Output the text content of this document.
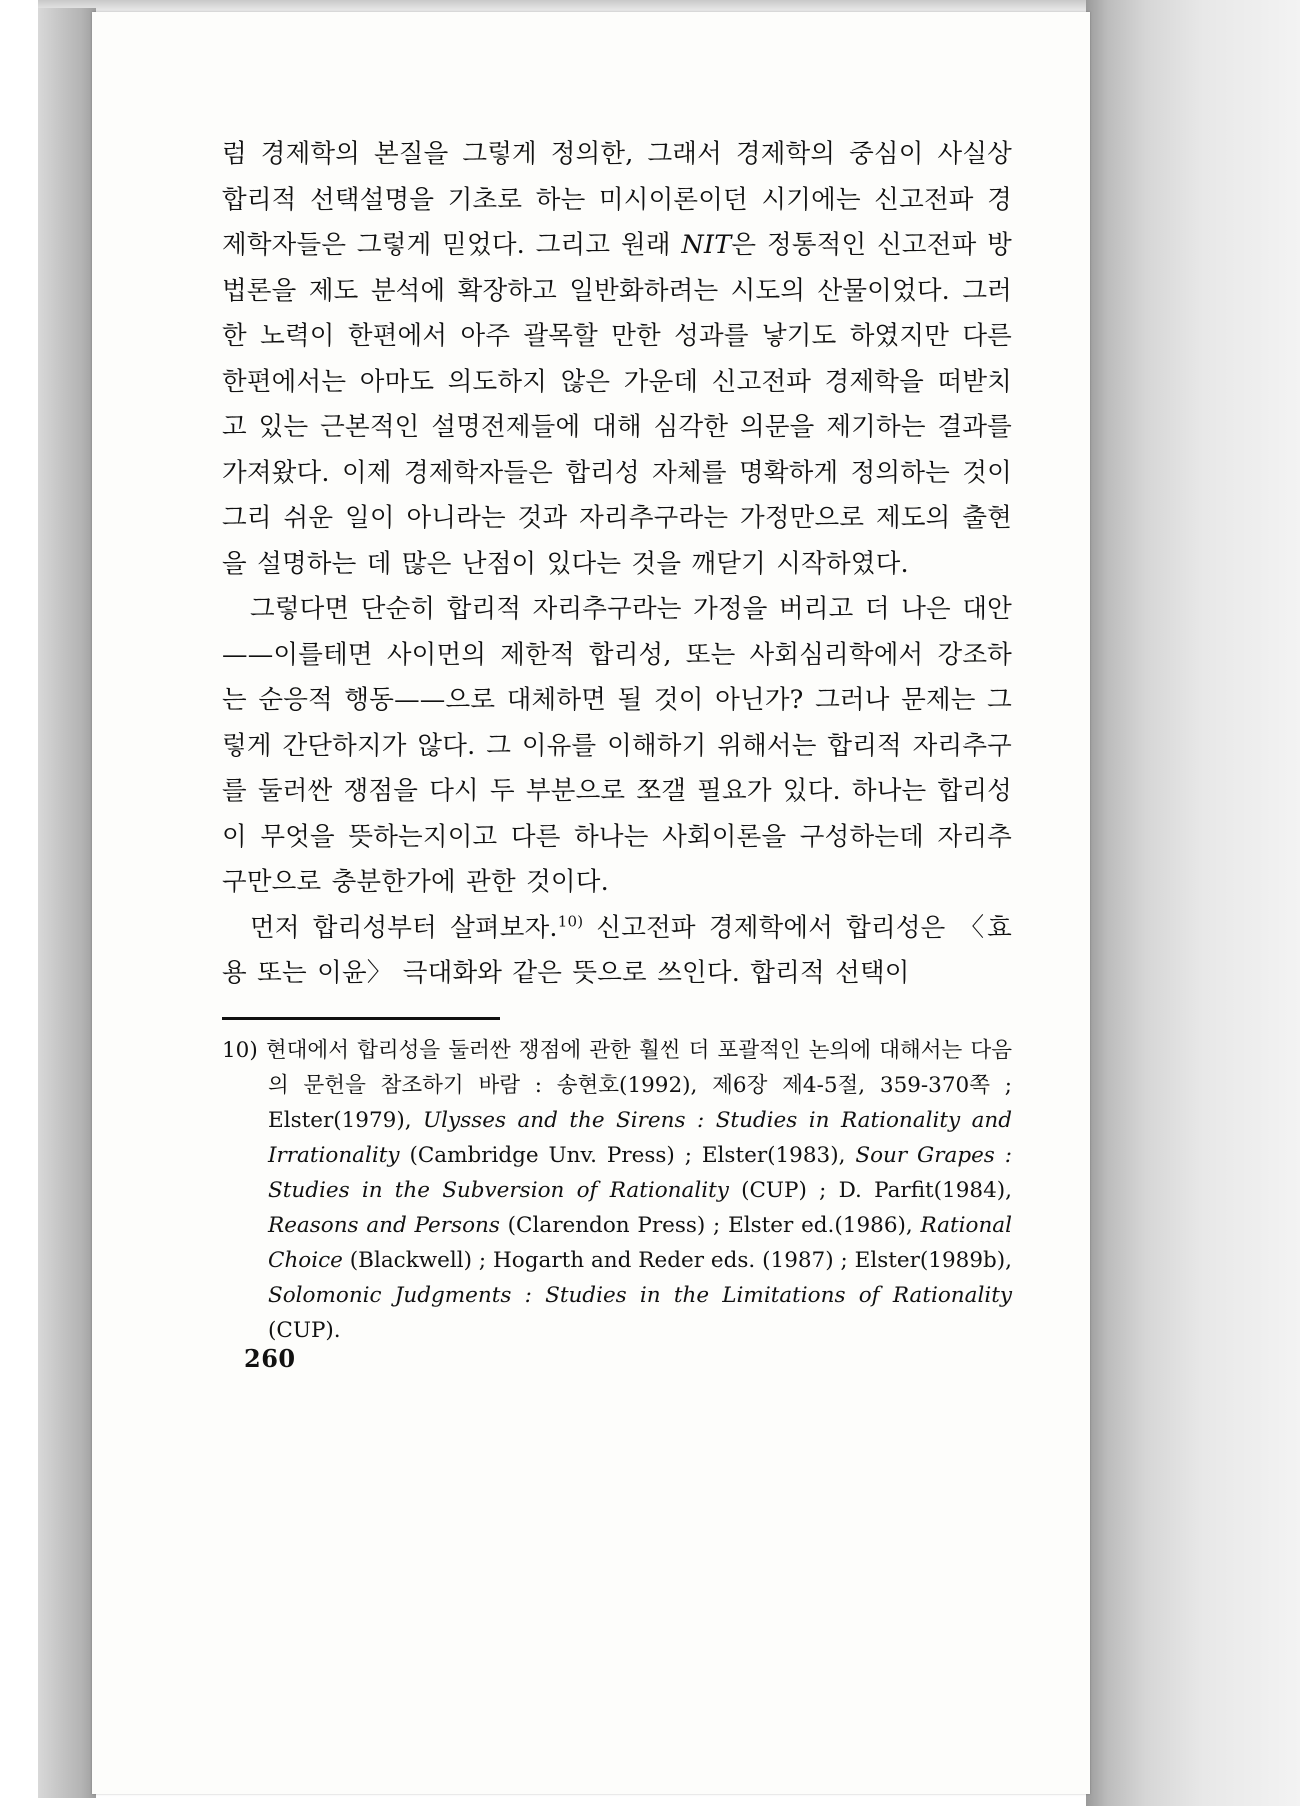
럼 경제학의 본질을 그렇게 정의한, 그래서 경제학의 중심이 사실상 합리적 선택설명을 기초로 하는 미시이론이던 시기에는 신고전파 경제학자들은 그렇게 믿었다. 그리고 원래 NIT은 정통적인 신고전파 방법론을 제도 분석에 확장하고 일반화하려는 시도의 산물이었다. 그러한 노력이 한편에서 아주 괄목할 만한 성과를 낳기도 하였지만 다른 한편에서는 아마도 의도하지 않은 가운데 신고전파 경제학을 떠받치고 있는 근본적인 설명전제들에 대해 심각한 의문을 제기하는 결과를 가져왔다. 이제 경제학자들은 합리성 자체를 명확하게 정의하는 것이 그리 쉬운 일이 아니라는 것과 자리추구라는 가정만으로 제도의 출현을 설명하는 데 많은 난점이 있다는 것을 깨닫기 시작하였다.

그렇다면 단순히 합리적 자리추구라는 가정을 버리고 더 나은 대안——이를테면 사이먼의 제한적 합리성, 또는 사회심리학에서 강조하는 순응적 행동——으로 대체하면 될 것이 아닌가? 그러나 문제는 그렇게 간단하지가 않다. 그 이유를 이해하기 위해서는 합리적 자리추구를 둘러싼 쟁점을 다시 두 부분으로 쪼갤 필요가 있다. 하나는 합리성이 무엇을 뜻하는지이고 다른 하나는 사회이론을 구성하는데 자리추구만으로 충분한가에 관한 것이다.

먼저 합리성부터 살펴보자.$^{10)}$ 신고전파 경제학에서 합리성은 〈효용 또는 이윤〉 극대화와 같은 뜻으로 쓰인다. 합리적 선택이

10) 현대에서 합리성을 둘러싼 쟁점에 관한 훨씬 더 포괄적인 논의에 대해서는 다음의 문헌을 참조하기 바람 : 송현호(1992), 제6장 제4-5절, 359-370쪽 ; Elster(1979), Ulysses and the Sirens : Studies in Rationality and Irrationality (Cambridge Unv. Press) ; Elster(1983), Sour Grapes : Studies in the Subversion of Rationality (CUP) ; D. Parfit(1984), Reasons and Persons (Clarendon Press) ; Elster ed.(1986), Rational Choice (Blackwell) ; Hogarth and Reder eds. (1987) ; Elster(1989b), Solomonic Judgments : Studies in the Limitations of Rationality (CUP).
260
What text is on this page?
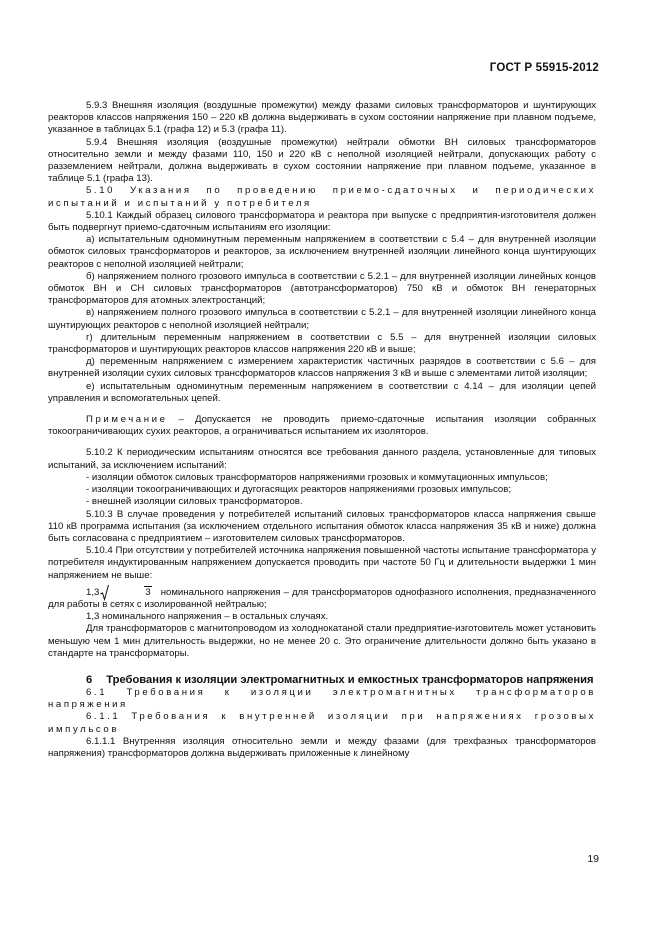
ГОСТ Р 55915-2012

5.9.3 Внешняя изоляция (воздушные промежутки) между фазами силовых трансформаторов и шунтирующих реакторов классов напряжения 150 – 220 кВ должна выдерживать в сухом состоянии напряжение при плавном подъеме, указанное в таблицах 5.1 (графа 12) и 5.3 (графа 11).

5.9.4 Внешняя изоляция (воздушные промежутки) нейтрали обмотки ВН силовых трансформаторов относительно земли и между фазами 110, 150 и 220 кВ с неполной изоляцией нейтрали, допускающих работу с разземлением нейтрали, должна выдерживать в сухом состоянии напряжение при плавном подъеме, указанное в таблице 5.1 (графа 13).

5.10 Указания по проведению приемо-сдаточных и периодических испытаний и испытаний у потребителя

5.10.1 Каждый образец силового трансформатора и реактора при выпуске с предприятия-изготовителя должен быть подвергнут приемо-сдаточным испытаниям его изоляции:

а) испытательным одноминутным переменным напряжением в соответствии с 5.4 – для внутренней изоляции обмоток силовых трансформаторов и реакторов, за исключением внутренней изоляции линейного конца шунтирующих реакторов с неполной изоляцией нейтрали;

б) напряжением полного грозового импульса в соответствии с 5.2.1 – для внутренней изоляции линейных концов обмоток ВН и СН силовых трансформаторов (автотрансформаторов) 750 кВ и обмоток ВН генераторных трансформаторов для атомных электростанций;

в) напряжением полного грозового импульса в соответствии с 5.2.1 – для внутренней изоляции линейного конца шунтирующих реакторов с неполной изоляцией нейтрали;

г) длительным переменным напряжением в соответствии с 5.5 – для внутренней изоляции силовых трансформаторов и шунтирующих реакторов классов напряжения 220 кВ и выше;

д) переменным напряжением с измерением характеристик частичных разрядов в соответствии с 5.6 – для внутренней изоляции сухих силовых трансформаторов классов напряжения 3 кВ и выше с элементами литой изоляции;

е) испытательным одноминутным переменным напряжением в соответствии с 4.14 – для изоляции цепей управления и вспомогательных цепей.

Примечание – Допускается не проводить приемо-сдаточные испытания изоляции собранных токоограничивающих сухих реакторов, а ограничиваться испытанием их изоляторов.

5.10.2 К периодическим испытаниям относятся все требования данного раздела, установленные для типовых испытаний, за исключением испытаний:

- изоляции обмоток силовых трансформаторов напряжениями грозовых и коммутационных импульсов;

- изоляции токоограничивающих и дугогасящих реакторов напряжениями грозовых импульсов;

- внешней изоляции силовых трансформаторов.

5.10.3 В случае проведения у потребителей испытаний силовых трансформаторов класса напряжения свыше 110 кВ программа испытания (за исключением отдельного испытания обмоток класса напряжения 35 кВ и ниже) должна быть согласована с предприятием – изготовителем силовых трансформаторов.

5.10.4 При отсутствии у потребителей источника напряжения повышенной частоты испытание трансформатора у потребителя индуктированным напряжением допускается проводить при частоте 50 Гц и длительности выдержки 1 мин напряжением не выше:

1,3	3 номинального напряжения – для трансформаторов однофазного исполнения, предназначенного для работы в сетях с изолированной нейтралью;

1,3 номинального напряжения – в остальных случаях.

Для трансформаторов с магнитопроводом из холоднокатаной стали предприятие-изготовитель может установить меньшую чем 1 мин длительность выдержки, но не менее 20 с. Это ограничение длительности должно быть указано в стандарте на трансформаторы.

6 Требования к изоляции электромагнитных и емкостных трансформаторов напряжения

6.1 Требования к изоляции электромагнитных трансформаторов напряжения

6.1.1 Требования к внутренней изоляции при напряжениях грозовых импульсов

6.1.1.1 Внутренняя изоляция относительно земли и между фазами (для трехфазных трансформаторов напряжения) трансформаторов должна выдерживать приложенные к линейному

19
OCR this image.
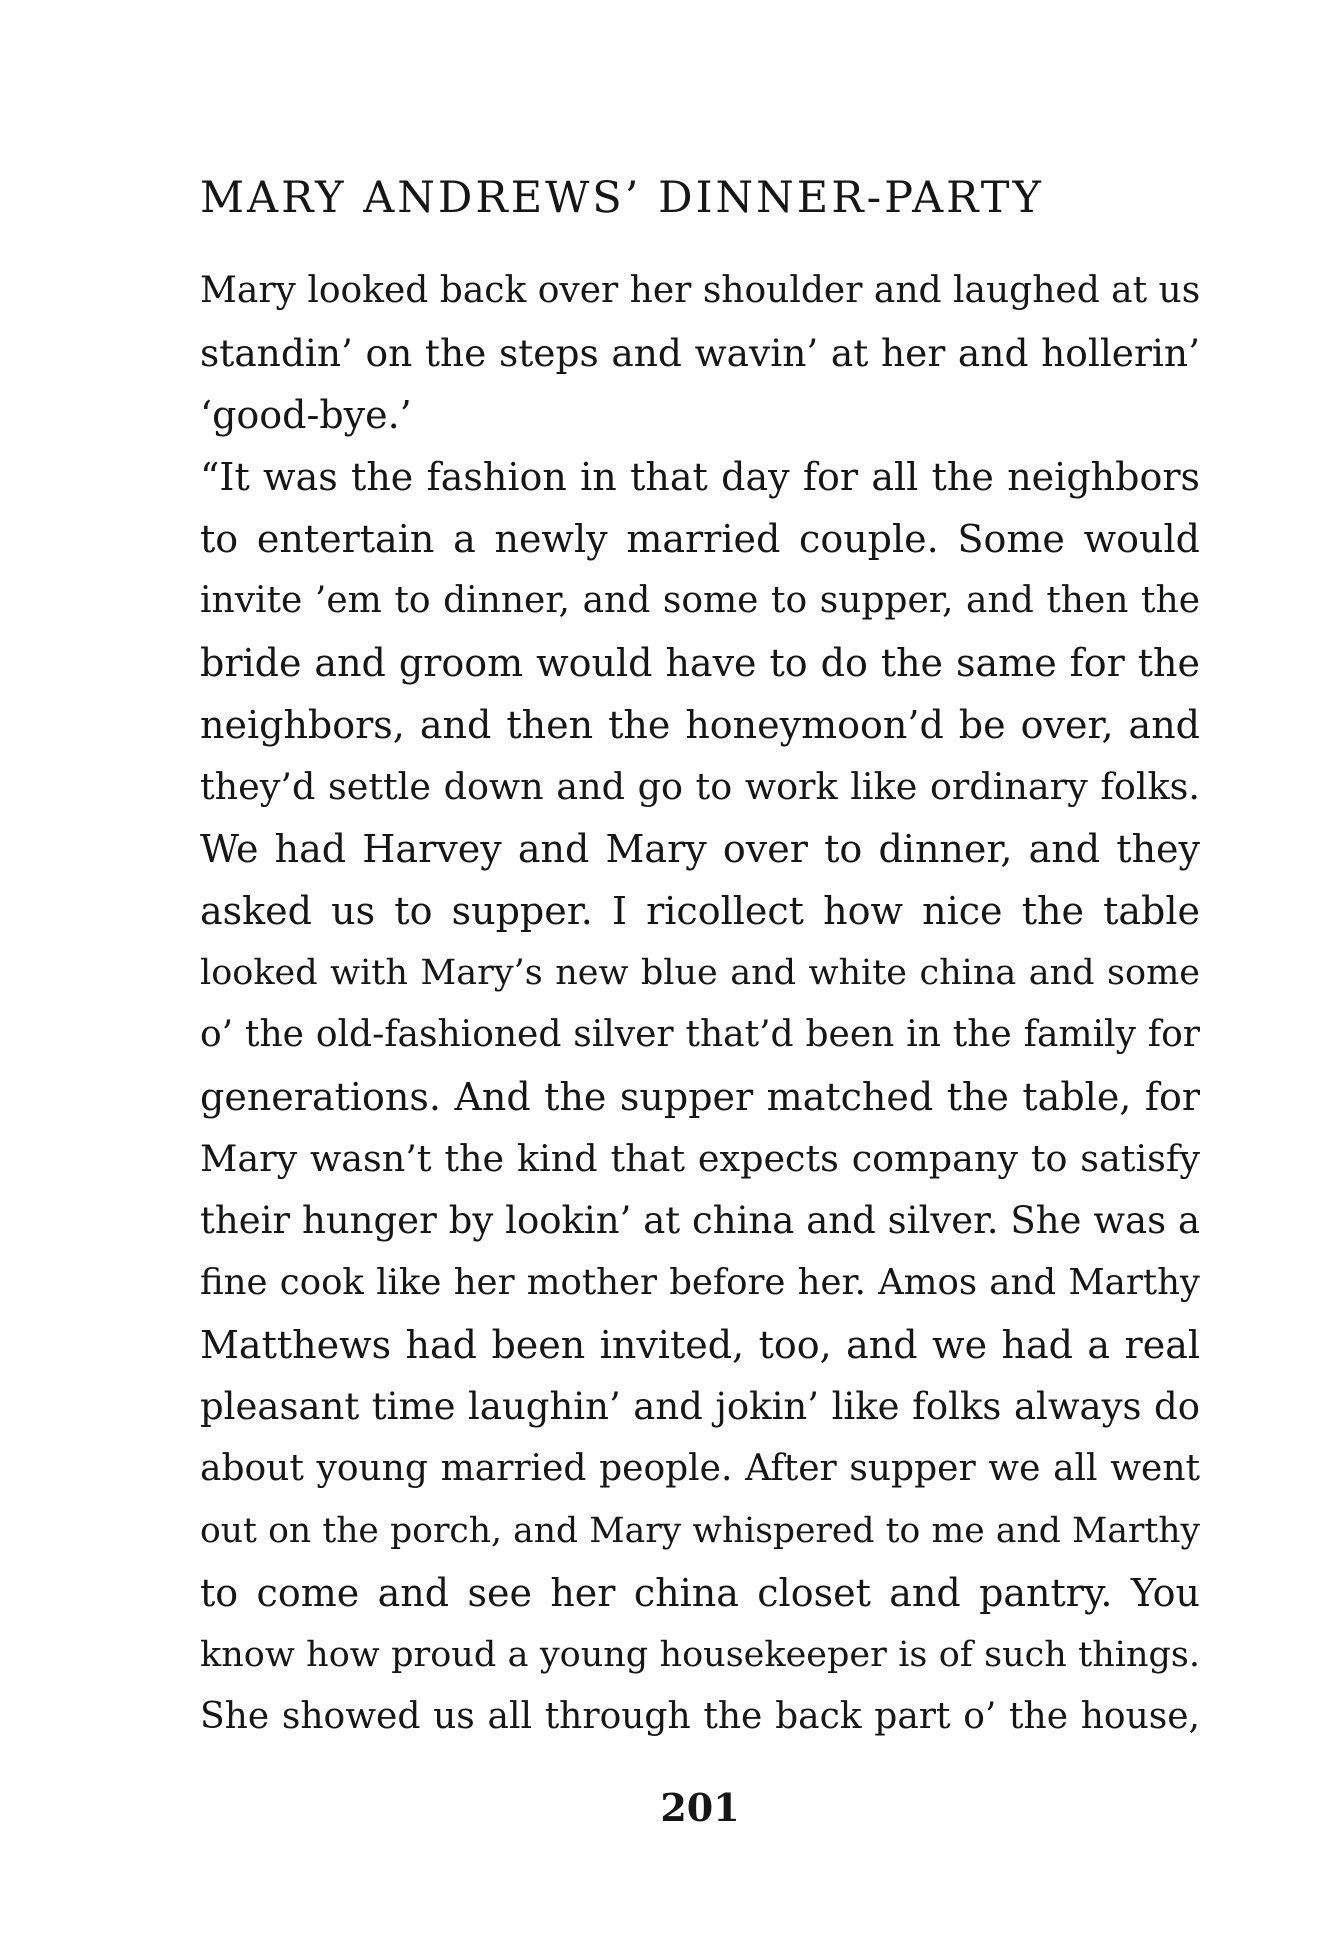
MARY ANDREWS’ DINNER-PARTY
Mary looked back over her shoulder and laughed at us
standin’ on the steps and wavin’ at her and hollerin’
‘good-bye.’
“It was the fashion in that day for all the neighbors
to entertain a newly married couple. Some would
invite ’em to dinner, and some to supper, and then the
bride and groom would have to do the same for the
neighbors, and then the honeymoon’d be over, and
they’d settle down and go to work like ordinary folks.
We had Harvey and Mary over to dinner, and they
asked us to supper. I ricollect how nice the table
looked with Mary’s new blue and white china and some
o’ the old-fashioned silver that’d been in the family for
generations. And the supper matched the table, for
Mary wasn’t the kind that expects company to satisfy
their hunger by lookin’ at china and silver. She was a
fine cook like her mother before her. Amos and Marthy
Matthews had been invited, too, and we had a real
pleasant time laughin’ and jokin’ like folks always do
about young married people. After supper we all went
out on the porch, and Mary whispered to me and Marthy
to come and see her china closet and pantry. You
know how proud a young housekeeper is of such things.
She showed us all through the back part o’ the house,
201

▶ [What the task requires] Repeat the lines above exactly, and keep every picture out.

▶ [Exercise output]
Output the text content of this document.
럼 경제학의 본질을 그렇게 정의한, 그래서 경제학의 중심이 사실상 합리적 선택설명을 기초로 하는 미시이론이던 시기에는 신고전파 경제학자들은 그렇게 믿었다. 그리고 원래 NIT은 정통적인 신고전파 방법론을 제도 분석에 확장하고 일반화하려는 시도의 산물이었다. 그러한 노력이 한편에서 아주 괄목할 만한 성과를 낳기도 하였지만 다른 한편에서는 아마도 의도하지 않은 가운데 신고전파 경제학을 떠받치고 있는 근본적인 설명전제들에 대해 심각한 의문을 제기하는 결과를 가져왔다. 이제 경제학자들은 합리성 자체를 명확하게 정의하는 것이 그리 쉬운 일이 아니라는 것과 자리추구라는 가정만으로 제도의 출현을 설명하는 데 많은 난점이 있다는 것을 깨닫기 시작하였다.

그렇다면 단순히 합리적 자리추구라는 가정을 버리고 더 나은 대안——이를테면 사이먼의 제한적 합리성, 또는 사회심리학에서 강조하는 순응적 행동——으로 대체하면 될 것이 아닌가? 그러나 문제는 그렇게 간단하지가 않다. 그 이유를 이해하기 위해서는 합리적 자리추구를 둘러싼 쟁점을 다시 두 부분으로 쪼갤 필요가 있다. 하나는 합리성이 무엇을 뜻하는지이고 다른 하나는 사회이론을 구성하는데 자리추구만으로 충분한가에 관한 것이다.

먼저 합리성부터 살펴보자.$^{10)}$ 신고전파 경제학에서 합리성은 〈효용 또는 이윤〉 극대화와 같은 뜻으로 쓰인다. 합리적 선택이

10) 현대에서 합리성을 둘러싼 쟁점에 관한 훨씬 더 포괄적인 논의에 대해서는 다음의 문헌을 참조하기 바람 : 송현호(1992), 제6장 제4-5절, 359-370쪽 ; Elster(1979), Ulysses and the Sirens : Studies in Rationality and Irrationality (Cambridge Unv. Press) ; Elster(1983), Sour Grapes : Studies in the Subversion of Rationality (CUP) ; D. Parfit(1984), Reasons and Persons (Clarendon Press) ; Elster ed.(1986), Rational Choice (Blackwell) ; Hogarth and Reder eds. (1987) ; Elster(1989b), Solomonic Judgments : Studies in the Limitations of Rationality (CUP).
260
What text is on this page?
ГОСТ Р 55915-2012

5.9.3 Внешняя изоляция (воздушные промежутки) между фазами силовых трансформаторов и шунтирующих реакторов классов напряжения 150 – 220 кВ должна выдерживать в сухом состоянии напряжение при плавном подъеме, указанное в таблицах 5.1 (графа 12) и 5.3 (графа 11).

5.9.4 Внешняя изоляция (воздушные промежутки) нейтрали обмотки ВН силовых трансформаторов относительно земли и между фазами 110, 150 и 220 кВ с неполной изоляцией нейтрали, допускающих работу с разземлением нейтрали, должна выдерживать в сухом состоянии напряжение при плавном подъеме, указанное в таблице 5.1 (графа 13).

5.10 Указания по проведению приемо-сдаточных и периодических испытаний и испытаний у потребителя

5.10.1 Каждый образец силового трансформатора и реактора при выпуске с предприятия-изготовителя должен быть подвергнут приемо-сдаточным испытаниям его изоляции:

а) испытательным одноминутным переменным напряжением в соответствии с 5.4 – для внутренней изоляции обмоток силовых трансформаторов и реакторов, за исключением внутренней изоляции линейного конца шунтирующих реакторов с неполной изоляцией нейтрали;

б) напряжением полного грозового импульса в соответствии с 5.2.1 – для внутренней изоляции линейных концов обмоток ВН и СН силовых трансформаторов (автотрансформаторов) 750 кВ и обмоток ВН генераторных трансформаторов для атомных электростанций;

в) напряжением полного грозового импульса в соответствии с 5.2.1 – для внутренней изоляции линейного конца шунтирующих реакторов с неполной изоляцией нейтрали;

г) длительным переменным напряжением в соответствии с 5.5 – для внутренней изоляции силовых трансформаторов и шунтирующих реакторов классов напряжения 220 кВ и выше;

д) переменным напряжением с измерением характеристик частичных разрядов в соответствии с 5.6 – для внутренней изоляции сухих силовых трансформаторов классов напряжения 3 кВ и выше с элементами литой изоляции;

е) испытательным одноминутным переменным напряжением в соответствии с 4.14 – для изоляции цепей управления и вспомогательных цепей.

Примечание – Допускается не проводить приемо-сдаточные испытания изоляции собранных токоограничивающих сухих реакторов, а ограничиваться испытанием их изоляторов.

5.10.2 К периодическим испытаниям относятся все требования данного раздела, установленные для типовых испытаний, за исключением испытаний:

- изоляции обмоток силовых трансформаторов напряжениями грозовых и коммутационных импульсов;

- изоляции токоограничивающих и дугогасящих реакторов напряжениями грозовых импульсов;

- внешней изоляции силовых трансформаторов.

5.10.3 В случае проведения у потребителей испытаний силовых трансформаторов класса напряжения свыше 110 кВ программа испытания (за исключением отдельного испытания обмоток класса напряжения 35 кВ и ниже) должна быть согласована с предприятием – изготовителем силовых трансформаторов.

5.10.4 При отсутствии у потребителей источника напряжения повышенной частоты испытание трансформатора у потребителя индуктированным напряжением допускается проводить при частоте 50 Гц и длительности выдержки 1 мин напряжением не выше:

1,3	3 номинального напряжения – для трансформаторов однофазного исполнения, предназначенного для работы в сетях с изолированной нейтралью;

1,3 номинального напряжения – в остальных случаях.

Для трансформаторов с магнитопроводом из холоднокатаной стали предприятие-изготовитель может установить меньшую чем 1 мин длительность выдержки, но не менее 20 с. Это ограничение длительности должно быть указано в стандарте на трансформаторы.

6 Требования к изоляции электромагнитных и емкостных трансформаторов напряжения

6.1 Требования к изоляции электромагнитных трансформаторов напряжения

6.1.1 Требования к внутренней изоляции при напряжениях грозовых импульсов

6.1.1.1 Внутренняя изоляция относительно земли и между фазами (для трехфазных трансформаторов напряжения) трансформаторов должна выдерживать приложенные к линейному

19
OCR this image.
MARY ANDREWS’ DINNER-PARTY
Mary looked back over her shoulder and laughed at us
standin’ on the steps and wavin’ at her and hollerin’
‘good-bye.’
“It was the fashion in that day for all the neighbors
to entertain a newly married couple. Some would
invite ’em to dinner, and some to supper, and then the
bride and groom would have to do the same for the
neighbors, and then the honeymoon’d be over, and
they’d settle down and go to work like ordinary folks.
We had Harvey and Mary over to dinner, and they
asked us to supper. I ricollect how nice the table
looked with Mary’s new blue and white china and some
o’ the old-fashioned silver that’d been in the family for
generations. And the supper matched the table, for
Mary wasn’t the kind that expects company to satisfy
their hunger by lookin’ at china and silver. She was a
fine cook like her mother before her. Amos and Marthy
Matthews had been invited, too, and we had a real
pleasant time laughin’ and jokin’ like folks always do
about young married people. After supper we all went
out on the porch, and Mary whispered to me and Marthy
to come and see her china closet and pantry. You
know how proud a young housekeeper is of such things.
She showed us all through the back part o’ the house,
201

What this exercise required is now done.